- THE INPUT:

□ □ □ □ □

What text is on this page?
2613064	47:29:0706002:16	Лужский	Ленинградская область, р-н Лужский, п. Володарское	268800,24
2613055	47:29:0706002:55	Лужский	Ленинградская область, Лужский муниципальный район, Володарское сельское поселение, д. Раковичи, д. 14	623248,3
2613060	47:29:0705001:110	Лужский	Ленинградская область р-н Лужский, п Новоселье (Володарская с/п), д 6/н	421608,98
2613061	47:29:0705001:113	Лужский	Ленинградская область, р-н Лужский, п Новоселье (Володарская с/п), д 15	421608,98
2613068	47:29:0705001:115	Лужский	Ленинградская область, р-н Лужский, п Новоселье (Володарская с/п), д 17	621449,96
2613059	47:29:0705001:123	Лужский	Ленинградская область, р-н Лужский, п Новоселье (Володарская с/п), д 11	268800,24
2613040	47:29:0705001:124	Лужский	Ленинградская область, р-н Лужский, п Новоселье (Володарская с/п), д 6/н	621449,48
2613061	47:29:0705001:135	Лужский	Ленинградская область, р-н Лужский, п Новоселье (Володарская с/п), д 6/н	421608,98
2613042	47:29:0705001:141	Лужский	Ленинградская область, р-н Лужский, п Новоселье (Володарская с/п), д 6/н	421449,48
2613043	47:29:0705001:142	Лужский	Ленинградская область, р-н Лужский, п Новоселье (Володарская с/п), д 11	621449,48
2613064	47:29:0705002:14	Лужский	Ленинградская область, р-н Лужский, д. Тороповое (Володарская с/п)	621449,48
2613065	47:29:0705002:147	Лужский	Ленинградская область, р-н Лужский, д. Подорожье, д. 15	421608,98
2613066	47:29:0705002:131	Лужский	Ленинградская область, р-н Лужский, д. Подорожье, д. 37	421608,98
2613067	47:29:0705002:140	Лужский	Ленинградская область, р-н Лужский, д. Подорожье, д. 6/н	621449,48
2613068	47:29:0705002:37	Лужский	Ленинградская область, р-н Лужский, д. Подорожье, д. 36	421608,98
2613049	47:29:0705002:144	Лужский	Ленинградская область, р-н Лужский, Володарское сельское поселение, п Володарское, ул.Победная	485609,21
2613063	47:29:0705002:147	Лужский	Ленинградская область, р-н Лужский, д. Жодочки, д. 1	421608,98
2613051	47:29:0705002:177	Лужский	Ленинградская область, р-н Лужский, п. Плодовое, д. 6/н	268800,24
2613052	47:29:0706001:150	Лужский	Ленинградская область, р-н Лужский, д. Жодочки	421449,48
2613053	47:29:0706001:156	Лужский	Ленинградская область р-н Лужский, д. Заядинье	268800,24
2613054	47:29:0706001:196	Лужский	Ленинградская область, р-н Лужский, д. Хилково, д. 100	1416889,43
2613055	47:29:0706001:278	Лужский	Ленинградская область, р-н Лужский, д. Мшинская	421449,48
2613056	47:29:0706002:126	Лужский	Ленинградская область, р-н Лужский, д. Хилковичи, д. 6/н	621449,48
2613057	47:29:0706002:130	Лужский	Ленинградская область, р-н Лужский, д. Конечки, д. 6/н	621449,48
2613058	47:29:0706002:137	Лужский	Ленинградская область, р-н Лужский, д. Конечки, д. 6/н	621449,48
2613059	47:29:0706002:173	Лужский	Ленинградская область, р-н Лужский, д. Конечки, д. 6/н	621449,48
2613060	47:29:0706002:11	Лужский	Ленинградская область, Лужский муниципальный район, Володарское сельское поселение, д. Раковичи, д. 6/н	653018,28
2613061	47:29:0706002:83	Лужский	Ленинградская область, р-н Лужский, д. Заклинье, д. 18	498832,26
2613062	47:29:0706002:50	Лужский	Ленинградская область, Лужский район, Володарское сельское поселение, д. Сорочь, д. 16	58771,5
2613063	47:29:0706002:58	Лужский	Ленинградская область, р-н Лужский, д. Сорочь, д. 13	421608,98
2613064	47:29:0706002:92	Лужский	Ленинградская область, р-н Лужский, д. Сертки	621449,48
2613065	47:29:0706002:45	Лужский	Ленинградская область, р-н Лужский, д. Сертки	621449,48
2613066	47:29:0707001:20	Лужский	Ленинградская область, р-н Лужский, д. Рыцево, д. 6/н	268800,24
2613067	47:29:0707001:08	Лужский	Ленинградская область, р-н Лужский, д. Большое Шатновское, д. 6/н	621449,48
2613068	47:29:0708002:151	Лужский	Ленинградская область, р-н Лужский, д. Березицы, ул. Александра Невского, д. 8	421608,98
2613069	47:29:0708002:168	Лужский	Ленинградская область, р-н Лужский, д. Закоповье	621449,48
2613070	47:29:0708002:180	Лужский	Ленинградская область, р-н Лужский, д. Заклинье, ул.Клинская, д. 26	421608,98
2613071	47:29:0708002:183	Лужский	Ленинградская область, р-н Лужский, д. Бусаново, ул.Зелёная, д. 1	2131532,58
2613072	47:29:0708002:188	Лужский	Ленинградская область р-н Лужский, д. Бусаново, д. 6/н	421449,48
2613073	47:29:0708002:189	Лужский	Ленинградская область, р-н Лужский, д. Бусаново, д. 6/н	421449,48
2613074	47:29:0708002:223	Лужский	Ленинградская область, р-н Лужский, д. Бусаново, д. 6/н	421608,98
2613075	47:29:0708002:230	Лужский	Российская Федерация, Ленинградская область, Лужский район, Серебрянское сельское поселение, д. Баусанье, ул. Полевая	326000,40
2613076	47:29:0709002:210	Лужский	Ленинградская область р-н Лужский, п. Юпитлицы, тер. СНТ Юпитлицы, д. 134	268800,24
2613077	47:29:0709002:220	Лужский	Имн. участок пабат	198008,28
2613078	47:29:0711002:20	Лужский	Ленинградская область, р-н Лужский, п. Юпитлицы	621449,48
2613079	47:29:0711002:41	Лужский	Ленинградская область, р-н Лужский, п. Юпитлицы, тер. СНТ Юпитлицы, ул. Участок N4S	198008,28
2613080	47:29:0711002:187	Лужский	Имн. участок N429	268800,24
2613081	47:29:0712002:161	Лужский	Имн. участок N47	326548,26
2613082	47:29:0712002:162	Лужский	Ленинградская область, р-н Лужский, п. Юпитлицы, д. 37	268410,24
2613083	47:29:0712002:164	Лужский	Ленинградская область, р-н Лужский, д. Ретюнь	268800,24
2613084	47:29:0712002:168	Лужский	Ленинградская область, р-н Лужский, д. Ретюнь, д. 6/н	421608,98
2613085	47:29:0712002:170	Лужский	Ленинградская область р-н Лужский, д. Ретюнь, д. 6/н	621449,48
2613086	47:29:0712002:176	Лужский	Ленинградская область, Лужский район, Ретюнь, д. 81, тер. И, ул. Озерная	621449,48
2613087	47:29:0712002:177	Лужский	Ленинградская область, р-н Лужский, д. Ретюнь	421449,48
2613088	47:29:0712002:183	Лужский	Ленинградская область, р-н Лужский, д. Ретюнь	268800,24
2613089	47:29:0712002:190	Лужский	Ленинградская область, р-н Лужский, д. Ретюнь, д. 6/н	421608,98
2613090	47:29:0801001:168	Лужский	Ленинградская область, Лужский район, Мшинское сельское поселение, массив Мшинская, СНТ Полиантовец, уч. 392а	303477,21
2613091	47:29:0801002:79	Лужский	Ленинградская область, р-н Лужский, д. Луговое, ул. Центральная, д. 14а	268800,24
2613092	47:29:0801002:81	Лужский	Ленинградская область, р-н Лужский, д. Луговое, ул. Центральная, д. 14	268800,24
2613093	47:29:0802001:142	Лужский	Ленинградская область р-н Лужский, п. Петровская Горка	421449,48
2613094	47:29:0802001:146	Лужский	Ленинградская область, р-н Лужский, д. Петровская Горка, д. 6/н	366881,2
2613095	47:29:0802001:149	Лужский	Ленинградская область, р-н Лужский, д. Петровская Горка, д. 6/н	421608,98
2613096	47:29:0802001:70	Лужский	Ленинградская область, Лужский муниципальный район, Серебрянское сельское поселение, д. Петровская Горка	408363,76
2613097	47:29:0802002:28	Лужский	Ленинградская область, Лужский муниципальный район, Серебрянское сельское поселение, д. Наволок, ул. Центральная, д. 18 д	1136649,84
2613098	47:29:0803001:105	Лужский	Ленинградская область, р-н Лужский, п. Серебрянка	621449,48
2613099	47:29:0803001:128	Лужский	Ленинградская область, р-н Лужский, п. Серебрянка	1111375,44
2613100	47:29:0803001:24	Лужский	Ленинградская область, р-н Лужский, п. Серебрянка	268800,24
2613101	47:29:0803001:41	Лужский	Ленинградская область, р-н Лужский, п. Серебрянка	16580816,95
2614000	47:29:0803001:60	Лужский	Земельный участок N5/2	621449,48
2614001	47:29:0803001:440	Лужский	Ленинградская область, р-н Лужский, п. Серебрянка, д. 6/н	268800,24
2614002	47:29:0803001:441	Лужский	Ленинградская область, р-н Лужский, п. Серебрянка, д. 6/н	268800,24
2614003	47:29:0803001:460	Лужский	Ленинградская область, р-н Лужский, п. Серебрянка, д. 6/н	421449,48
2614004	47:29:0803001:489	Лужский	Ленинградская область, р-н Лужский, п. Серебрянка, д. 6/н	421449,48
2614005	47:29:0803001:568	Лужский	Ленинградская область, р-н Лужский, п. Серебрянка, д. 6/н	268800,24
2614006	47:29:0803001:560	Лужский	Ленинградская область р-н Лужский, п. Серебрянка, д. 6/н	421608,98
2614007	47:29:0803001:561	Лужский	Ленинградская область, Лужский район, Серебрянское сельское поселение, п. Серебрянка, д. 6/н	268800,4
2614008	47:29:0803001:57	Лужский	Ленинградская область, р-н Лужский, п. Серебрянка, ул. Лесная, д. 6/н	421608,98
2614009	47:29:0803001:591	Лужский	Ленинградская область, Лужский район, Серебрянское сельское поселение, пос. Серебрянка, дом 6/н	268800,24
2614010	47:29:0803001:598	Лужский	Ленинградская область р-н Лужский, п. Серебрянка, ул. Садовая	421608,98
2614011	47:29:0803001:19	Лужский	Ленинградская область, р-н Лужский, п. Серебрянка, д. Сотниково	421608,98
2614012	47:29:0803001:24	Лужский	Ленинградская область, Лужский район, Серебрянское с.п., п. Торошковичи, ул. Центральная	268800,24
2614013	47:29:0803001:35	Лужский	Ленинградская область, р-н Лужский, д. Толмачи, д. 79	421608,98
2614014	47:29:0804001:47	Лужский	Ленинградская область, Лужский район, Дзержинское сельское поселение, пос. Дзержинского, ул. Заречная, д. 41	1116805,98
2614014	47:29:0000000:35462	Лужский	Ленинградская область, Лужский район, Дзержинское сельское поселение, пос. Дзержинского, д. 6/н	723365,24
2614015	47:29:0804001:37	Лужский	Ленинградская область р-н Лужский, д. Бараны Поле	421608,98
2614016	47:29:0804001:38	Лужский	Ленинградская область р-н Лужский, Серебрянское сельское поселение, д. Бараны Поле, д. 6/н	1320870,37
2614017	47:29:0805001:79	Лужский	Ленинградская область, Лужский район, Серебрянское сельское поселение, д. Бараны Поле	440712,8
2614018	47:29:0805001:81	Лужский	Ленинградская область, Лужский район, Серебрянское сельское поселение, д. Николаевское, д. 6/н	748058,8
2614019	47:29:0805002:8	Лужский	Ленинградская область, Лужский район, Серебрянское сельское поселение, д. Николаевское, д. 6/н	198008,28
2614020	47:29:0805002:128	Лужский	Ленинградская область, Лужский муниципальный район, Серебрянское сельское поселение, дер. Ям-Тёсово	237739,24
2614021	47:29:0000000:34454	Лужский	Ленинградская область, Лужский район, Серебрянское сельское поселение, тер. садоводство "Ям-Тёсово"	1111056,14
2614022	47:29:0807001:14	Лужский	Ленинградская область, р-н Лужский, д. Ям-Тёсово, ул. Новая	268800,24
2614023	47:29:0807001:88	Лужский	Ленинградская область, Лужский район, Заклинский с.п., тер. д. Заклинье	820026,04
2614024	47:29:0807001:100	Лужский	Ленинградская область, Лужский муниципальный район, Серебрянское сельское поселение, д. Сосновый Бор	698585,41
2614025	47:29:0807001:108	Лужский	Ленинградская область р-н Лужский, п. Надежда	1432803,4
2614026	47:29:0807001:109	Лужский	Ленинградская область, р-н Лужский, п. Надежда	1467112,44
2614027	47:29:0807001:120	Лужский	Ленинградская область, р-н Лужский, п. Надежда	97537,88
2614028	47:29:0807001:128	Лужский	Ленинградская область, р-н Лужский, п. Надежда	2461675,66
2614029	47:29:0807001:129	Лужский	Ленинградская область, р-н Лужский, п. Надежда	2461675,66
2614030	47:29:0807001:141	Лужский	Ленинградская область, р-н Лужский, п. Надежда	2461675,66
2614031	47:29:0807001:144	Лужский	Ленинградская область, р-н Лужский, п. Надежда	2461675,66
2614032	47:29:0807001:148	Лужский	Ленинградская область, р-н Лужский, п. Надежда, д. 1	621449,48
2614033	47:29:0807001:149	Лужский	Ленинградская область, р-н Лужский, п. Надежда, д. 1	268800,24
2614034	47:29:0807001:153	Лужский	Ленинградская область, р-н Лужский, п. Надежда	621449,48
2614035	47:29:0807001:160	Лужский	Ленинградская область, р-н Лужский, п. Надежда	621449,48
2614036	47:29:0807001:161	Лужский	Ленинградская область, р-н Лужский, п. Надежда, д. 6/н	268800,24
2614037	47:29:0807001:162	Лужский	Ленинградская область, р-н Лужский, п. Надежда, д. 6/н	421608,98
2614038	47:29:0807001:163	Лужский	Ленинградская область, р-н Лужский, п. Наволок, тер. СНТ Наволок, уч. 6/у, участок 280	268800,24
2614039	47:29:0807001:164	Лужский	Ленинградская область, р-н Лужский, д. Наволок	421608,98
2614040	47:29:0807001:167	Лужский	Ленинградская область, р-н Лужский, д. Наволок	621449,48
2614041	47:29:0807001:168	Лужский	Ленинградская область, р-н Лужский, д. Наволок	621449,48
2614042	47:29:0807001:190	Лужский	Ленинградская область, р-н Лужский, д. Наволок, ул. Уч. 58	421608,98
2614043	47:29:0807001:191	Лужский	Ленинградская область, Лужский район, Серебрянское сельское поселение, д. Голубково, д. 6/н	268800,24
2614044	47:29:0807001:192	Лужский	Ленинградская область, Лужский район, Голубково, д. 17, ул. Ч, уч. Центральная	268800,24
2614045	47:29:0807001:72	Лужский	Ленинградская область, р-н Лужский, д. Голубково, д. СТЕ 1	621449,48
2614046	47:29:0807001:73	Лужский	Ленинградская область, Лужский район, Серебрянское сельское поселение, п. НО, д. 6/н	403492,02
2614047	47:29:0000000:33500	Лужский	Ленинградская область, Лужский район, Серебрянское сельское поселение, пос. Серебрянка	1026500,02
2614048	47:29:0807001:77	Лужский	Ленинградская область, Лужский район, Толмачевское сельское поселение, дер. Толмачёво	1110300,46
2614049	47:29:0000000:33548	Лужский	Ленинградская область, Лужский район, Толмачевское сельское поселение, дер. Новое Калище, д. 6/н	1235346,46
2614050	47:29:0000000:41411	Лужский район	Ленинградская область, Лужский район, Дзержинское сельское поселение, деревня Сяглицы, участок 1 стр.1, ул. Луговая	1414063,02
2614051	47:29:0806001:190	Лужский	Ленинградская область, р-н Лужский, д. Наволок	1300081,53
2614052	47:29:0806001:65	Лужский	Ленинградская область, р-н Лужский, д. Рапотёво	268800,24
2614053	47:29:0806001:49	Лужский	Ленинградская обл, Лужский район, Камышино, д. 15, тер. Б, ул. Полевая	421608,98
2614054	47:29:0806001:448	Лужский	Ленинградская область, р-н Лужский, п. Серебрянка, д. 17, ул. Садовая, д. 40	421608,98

□ □ □ □ □

- WRITTEN REQUEST: Consider the entries above and return each line with the string "Толмачевское".

- THE SOLUTION:
2614048	47:29:0807001:77	Лужский	Ленинградская область, Лужский район, Толмачевское сельское поселение, дер. Толмачёво	1110300,46
2614049	47:29:0000000:33548	Лужский	Ленинградская область, Лужский район, Толмачевское сельское поселение, дер. Новое Калище, д. 6/н	1235346,46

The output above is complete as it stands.